Listed entries:

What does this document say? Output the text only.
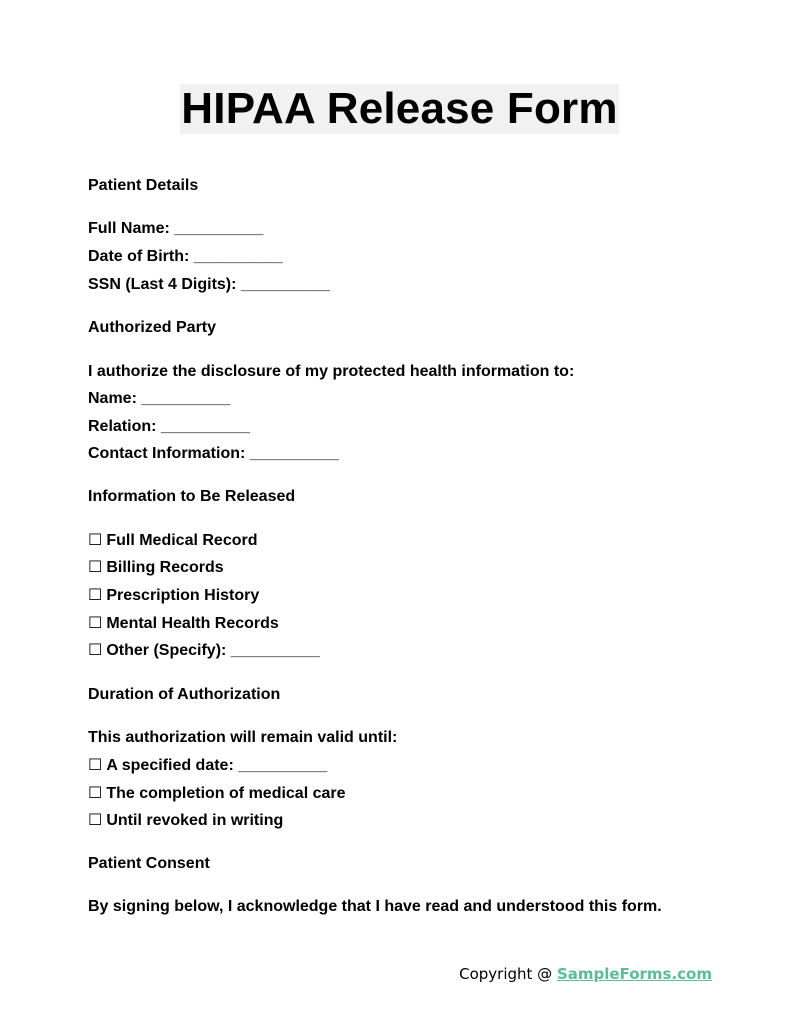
HIPAA Release Form
Patient Details
Full Name: __________
Date of Birth: __________
SSN (Last 4 Digits): __________
Authorized Party
I authorize the disclosure of my protected health information to:
Name: __________
Relation: __________
Contact Information: __________
Information to Be Released
☐ Full Medical Record
☐ Billing Records
☐ Prescription History
☐ Mental Health Records
☐ Other (Specify): __________
Duration of Authorization
This authorization will remain valid until:
☐ A specified date: __________
☐ The completion of medical care
☐ Until revoked in writing
Patient Consent
By signing below, I acknowledge that I have read and understood this form.
Copyright @ SampleForms.com
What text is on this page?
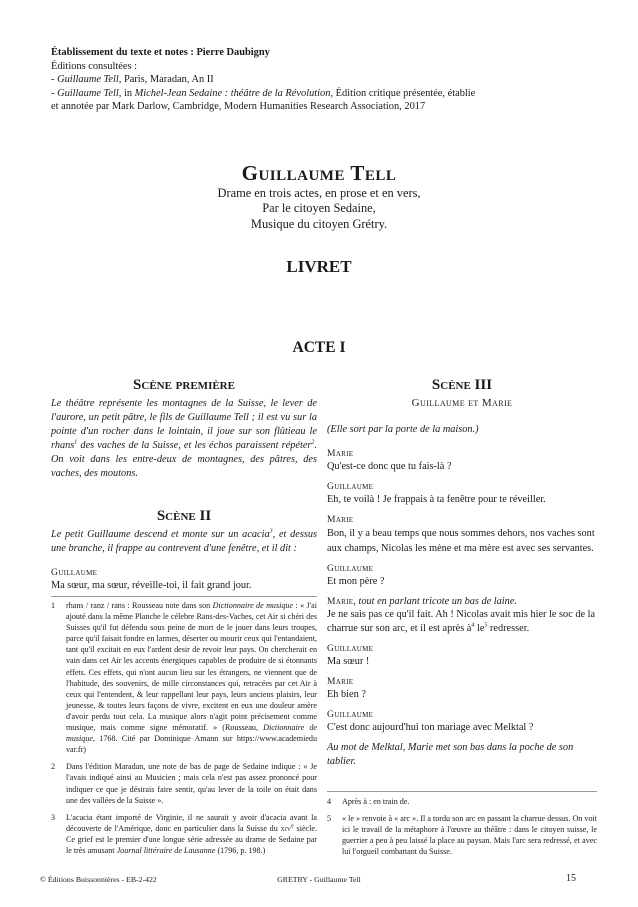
Établissement du texte et notes : Pierre Daubigny
Éditions consultées :
- Guillaume Tell, Paris, Maradan, An II
- Guillaume Tell, in Michel-Jean Sedaine : théâtre de la Révolution, Édition critique présentée, établie
et annotée par Mark Darlow, Cambridge, Modern Humanities Research Association, 2017
Guillaume Tell
Drame en trois actes, en prose et en vers,
Par le citoyen Sedaine,
Musique du citoyen Grétry.
LIVRET
ACTE I
Scène première
Le théâtre représente les montagnes de la Suisse, le lever de l'aurore, un petit pâtre, le fils de Guillaume Tell ; il est vu sur la pointe d'un rocher dans le lointain, il joue sur son flûtieau le rhans$^1$ des vaches de la Suisse, et les échos paraissent répéter$^2$. On voit dans les entre-deux de montagnes, des pâtres, des vaches, des moutons.
Scène II
Le petit Guillaume descend et monte sur un acacia$^3$, et dessus une branche, il frappe au contrevent d'une fenêtre, et il dit :
Guillaume
Ma sœur, ma sœur, réveille-toi, il fait grand jour.
1	rhans / ranz / rans : Rousseau note dans son Dictionnaire de musique : « J'ai ajouté dans la même Planche le célebre Rans-des-Vaches, cet Air si chéri des Suisses qu'il fut défendu sous peine de mort de le jouer dans leurs troupes, parce qu'il faisait fondre en larmes, déserter ou mourir ceux qui l'entandaient, tant qu'il excitait en eux l'ardent desir de revoir leur pays. On chercherait en vain dans cet Air les accents énergiques capables de produire de si étonnants effets. Ces effets, qui n'ont aucun lieu sur les étrangers, ne viennent que de l'habitude, des souvenirs, de mille circonstances qui, retracées par cet Air à ceux qui l'entendent, & leur rappellant leur pays, leurs anciens plaisirs, leur jeunesse, & toutes leurs façons de vivre, excitent en eux une douleur amère d'avoir perdu tout cela. La musique alors n'agit point précisement comme musique, mais comme signe mémoratif. » (Rousseau, Dictionnaire de musique, 1768. Cité par Dominique Amann sur https://www.academiedu var.fr)
2	Dans l'édition Maradan, une note de bas de page de Sedaine indique : « Je l'avais indiqué ainsi au Musicien ; mais cela n'est pas assez prononcé pour indiquer ce que je désirais faire sentir, qu'au lever de la toile on était dans une des vallées de la Suisse ».
3	L'acacia étant importé de Virginie, il ne saurait y avoir d'acacia avant la découverte de l'Amérique, donc en particulier dans la Suisse du xiv$^e$ siècle. Ce grief est le premier d'une longue série adressée au drame de Sedaine par le très amusant Journal littéraire de Lausanne (1796, p. 198.)
Scène III
Guillaume et Marie
(Elle sort par la porte de la maison.)
Marie
Qu'est-ce donc que tu fais-là ?
Guillaume
Eh, te voilà ! Je frappais à ta fenêtre pour te réveiller.
Marie
Bon, il y a beau temps que nous sommes dehors, nos vaches sont aux champs, Nicolas les mène et ma mère est avec ses servantes.
Guillaume
Et mon père ?
Marie, tout en parlant tricote un bas de laine.
Je ne sais pas ce qu'il fait. Ah ! Nicolas avait mis hier le soc de la charrue sur son arc, et il est après $à^4$ $le^5$ redresser.
Guillaume
Ma sœur !
Marie
Eh bien ?
Guillaume
C'est donc aujourd'hui ton mariage avec Melktal ?
Au mot de Melktal, Marie met son bas dans la poche de son tablier.
4	Après à : en train de.
5	« le » renvoie à « arc ». Il a tordu son arc en passant la charrue dessus. On voit ici le travail de la métaphore à l'œuvre au théâtre : dans le citoyen suisse, le guerrier a peu à peu laissé la place au paysan. Mais l'arc sera redressé, et avec lui l'orgueil combattant du Suisse.
© Éditions Buissonnières - EB-2-422	GRETRY - Guillaume Tell	15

Set task:
Verbatim reproduction of every record is required; images are left out.

Full answer:
What does this document say? Output the text only.
HIPAA Release Form
Patient Details
Full Name: __________
Date of Birth: __________
SSN (Last 4 Digits): __________
Authorized Party
I authorize the disclosure of my protected health information to:
Name: __________
Relation: __________
Contact Information: __________
Information to Be Released
☐ Full Medical Record
☐ Billing Records
☐ Prescription History
☐ Mental Health Records
☐ Other (Specify): __________
Duration of Authorization
This authorization will remain valid until:
☐ A specified date: __________
☐ The completion of medical care
☐ Until revoked in writing
Patient Consent
By signing below, I acknowledge that I have read and understood this form.
Copyright @ SampleForms.com
What text is on this page?
Établissement du texte et notes : Pierre Daubigny
Éditions consultées :
- Guillaume Tell, Paris, Maradan, An II
- Guillaume Tell, in Michel-Jean Sedaine : théâtre de la Révolution, Édition critique présentée, établie
et annotée par Mark Darlow, Cambridge, Modern Humanities Research Association, 2017
Guillaume Tell
Drame en trois actes, en prose et en vers,
Par le citoyen Sedaine,
Musique du citoyen Grétry.
LIVRET
ACTE I
Scène première
Le théâtre représente les montagnes de la Suisse, le lever de l'aurore, un petit pâtre, le fils de Guillaume Tell ; il est vu sur la pointe d'un rocher dans le lointain, il joue sur son flûtieau le rhans$^1$ des vaches de la Suisse, et les échos paraissent répéter$^2$. On voit dans les entre-deux de montagnes, des pâtres, des vaches, des moutons.
Scène II
Le petit Guillaume descend et monte sur un acacia$^3$, et dessus une branche, il frappe au contrevent d'une fenêtre, et il dit :
Guillaume
Ma sœur, ma sœur, réveille-toi, il fait grand jour.
1	rhans / ranz / rans : Rousseau note dans son Dictionnaire de musique : « J'ai ajouté dans la même Planche le célebre Rans-des-Vaches, cet Air si chéri des Suisses qu'il fut défendu sous peine de mort de le jouer dans leurs troupes, parce qu'il faisait fondre en larmes, déserter ou mourir ceux qui l'entandaient, tant qu'il excitait en eux l'ardent desir de revoir leur pays. On chercherait en vain dans cet Air les accents énergiques capables de produire de si étonnants effets. Ces effets, qui n'ont aucun lieu sur les étrangers, ne viennent que de l'habitude, des souvenirs, de mille circonstances qui, retracées par cet Air à ceux qui l'entendent, & leur rappellant leur pays, leurs anciens plaisirs, leur jeunesse, & toutes leurs façons de vivre, excitent en eux une douleur amère d'avoir perdu tout cela. La musique alors n'agit point précisement comme musique, mais comme signe mémoratif. » (Rousseau, Dictionnaire de musique, 1768. Cité par Dominique Amann sur https://www.academiedu var.fr)
2	Dans l'édition Maradan, une note de bas de page de Sedaine indique : « Je l'avais indiqué ainsi au Musicien ; mais cela n'est pas assez prononcé pour indiquer ce que je désirais faire sentir, qu'au lever de la toile on était dans une des vallées de la Suisse ».
3	L'acacia étant importé de Virginie, il ne saurait y avoir d'acacia avant la découverte de l'Amérique, donc en particulier dans la Suisse du xiv$^e$ siècle. Ce grief est le premier d'une longue série adressée au drame de Sedaine par le très amusant Journal littéraire de Lausanne (1796, p. 198.)
Scène III
Guillaume et Marie
(Elle sort par la porte de la maison.)
Marie
Qu'est-ce donc que tu fais-là ?
Guillaume
Eh, te voilà ! Je frappais à ta fenêtre pour te réveiller.
Marie
Bon, il y a beau temps que nous sommes dehors, nos vaches sont aux champs, Nicolas les mène et ma mère est avec ses servantes.
Guillaume
Et mon père ?
Marie, tout en parlant tricote un bas de laine.
Je ne sais pas ce qu'il fait. Ah ! Nicolas avait mis hier le soc de la charrue sur son arc, et il est après $à^4$ $le^5$ redresser.
Guillaume
Ma sœur !
Marie
Eh bien ?
Guillaume
C'est donc aujourd'hui ton mariage avec Melktal ?
Au mot de Melktal, Marie met son bas dans la poche de son tablier.
4	Après à : en train de.
5	« le » renvoie à « arc ». Il a tordu son arc en passant la charrue dessus. On voit ici le travail de la métaphore à l'œuvre au théâtre : dans le citoyen suisse, le guerrier a peu à peu laissé la place au paysan. Mais l'arc sera redressé, et avec lui l'orgueil combattant du Suisse.
© Éditions Buissonnières - EB-2-422	GRETRY - Guillaume Tell	15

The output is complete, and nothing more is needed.